** Provided text **
Matt - the car is now looking the way it always should have. 

Simply fantastic. 

Cooks

Sent from my D6603 using Tapatalk


----------



## Steviemk6 (Nov 14, 2014)

Top work Matt :buffer: legend !!!


----------



## Welshquattro1 (Dec 6, 2013)

Top work,looks great! Wasn't keen on the colour at the start but after you had worked your magic it's grown on me


----------



## Offset Detailing (May 7, 2007)

Great work - looks familar, think I saw this for sale a while back.


----------



## tonyy (Jul 26, 2008)

Amazing :thumb:


----------



## muzzer (Feb 13, 2011)

I like that, both the colour and the write up. As always, you continue to ehance your reputation :thumb:


----------



## dchapman88 (Mar 17, 2016)

Yeah looks amazing. Amazing shots and 50/50's
Car looks properly fantastic on the finished shot!

[Records from a collection]
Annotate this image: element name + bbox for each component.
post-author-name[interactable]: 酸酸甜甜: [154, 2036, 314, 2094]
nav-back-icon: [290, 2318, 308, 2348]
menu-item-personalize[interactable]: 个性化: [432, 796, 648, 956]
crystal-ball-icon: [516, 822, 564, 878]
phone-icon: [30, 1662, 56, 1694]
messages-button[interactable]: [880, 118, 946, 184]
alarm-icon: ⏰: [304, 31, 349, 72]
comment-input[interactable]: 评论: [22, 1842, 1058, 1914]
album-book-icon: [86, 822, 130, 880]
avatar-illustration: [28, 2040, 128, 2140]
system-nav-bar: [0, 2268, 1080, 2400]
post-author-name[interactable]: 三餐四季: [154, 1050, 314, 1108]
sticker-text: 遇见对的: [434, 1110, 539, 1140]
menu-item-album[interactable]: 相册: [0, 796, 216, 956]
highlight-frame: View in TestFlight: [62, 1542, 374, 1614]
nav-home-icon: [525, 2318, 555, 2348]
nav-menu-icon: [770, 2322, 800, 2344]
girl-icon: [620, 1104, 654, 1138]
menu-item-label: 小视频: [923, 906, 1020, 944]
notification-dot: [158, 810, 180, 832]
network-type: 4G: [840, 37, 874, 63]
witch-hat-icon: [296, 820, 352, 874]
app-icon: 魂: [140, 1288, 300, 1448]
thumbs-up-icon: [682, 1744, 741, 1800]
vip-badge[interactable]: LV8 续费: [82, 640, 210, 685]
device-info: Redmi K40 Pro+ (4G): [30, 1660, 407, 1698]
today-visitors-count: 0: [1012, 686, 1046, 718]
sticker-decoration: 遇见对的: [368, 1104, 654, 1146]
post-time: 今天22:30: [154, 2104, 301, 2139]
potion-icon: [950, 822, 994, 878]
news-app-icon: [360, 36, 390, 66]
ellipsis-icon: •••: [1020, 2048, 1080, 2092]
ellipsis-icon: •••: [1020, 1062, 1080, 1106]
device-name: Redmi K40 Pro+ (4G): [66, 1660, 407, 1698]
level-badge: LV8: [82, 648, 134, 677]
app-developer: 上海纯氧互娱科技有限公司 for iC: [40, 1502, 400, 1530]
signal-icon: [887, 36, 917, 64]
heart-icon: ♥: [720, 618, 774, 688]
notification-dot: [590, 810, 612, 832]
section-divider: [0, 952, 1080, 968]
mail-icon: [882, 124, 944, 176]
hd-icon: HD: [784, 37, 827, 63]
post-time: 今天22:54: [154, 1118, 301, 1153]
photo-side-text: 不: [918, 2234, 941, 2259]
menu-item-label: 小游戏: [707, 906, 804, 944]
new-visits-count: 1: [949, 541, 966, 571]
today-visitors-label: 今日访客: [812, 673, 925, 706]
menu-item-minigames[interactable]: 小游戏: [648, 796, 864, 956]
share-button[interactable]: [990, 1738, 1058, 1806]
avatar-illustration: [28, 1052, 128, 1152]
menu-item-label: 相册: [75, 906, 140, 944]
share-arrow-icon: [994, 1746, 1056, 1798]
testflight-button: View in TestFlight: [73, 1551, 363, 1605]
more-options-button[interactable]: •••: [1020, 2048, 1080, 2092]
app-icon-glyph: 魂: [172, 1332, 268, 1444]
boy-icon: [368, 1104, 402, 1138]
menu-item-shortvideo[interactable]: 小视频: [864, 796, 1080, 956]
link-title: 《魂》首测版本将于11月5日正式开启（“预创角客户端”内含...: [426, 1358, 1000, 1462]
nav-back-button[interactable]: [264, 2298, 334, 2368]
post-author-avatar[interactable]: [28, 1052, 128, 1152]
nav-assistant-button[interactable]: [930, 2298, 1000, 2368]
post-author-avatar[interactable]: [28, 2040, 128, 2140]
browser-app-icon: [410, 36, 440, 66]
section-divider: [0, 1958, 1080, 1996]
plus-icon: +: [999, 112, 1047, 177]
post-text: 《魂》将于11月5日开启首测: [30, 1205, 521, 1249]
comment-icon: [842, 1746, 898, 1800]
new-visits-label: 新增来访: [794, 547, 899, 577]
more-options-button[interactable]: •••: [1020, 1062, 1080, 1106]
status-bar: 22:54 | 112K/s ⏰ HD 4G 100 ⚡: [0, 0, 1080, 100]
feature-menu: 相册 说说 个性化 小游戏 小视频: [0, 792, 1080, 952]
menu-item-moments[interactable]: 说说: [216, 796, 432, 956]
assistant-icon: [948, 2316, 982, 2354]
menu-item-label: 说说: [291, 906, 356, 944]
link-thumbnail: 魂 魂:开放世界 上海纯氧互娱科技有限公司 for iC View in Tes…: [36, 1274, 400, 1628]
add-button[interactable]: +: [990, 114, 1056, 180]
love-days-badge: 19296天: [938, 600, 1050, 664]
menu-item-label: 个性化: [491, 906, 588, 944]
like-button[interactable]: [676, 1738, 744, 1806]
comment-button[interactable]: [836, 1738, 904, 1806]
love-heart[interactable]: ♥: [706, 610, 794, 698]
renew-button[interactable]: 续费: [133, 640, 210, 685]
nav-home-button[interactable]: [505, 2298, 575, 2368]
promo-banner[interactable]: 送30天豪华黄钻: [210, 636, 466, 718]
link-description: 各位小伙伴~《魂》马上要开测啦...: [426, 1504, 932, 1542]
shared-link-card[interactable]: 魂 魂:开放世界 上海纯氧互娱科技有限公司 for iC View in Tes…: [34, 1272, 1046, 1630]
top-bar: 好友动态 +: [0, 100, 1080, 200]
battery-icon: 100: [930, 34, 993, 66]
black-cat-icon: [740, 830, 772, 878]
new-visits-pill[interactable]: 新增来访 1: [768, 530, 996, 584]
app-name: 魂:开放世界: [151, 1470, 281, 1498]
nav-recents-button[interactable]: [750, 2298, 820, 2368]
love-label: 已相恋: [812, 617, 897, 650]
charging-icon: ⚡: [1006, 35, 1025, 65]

** Tasks for this exercise **
1. Reproduce the forum thread from "## muzzer (Feb" up to and including "(Mar 17, 2016)".
2. Answer these questions using the forum thread:
(a) What device does the first post say it was sent from?
(b) What was Welshquattro1's opinion of the colour at the start?
(c) What date appears next to the name Offset Detailing?
3. Continue the forum thread from its last post.

** Numbered responses **
1.
## muzzer (Feb 13, 2011)

I like that, both the colour and the write up. As always, you continue to ehance your reputation :thumb:


----------



## dchapman88 (Mar 17, 2016)

2.
(a) A D6603, using Tapatalk.
(b) Welshquattro1 wasn't keen on it.
(c) May 7, 2007.

3.
----------



## cossiecol (Jun 29, 2014)

Great work as usual! Not my cup of tea for the colour though.


----------



## diesel x (Jul 27, 2013)

Great work! It's always good to see your work and your write up.


----------



## stangalang (Nov 27, 2009)

Scrim-1- said:


> Awesome work.
> 
> Actually really like the colour.


Me too!



Mikesphotaes said:


> Excellent work, but it's not an Aston so why mention the paint?


As mentioned its the paint not the car, and behaved like all aston paints do, rubbish lol



camerashy said:


> You certainly keep churning some great work out, Matt and here's an example of yet another one.
> Colour doesn't do anything for me but in the flesh it may look different.
> What PA product did you use under the MS please.
> Thanks
> Dave


Escalate and master sealant dave



Offset Detailing said:


> Great work - looks familar, think I saw this for sale a while back.


Yes more than likely. He sold his blue one, instantly regretted it and went out and bought this lol


----------



## Zetec-al (Feb 28, 2011)

That is stunning!


----------



## alfajim (May 4, 2011)

Love the colour and what a save. Top job


----------



## dave-g (Nov 14, 2009)

Wasn't sure on the colour at first but after going through the thread and seeing the finals looks really nice!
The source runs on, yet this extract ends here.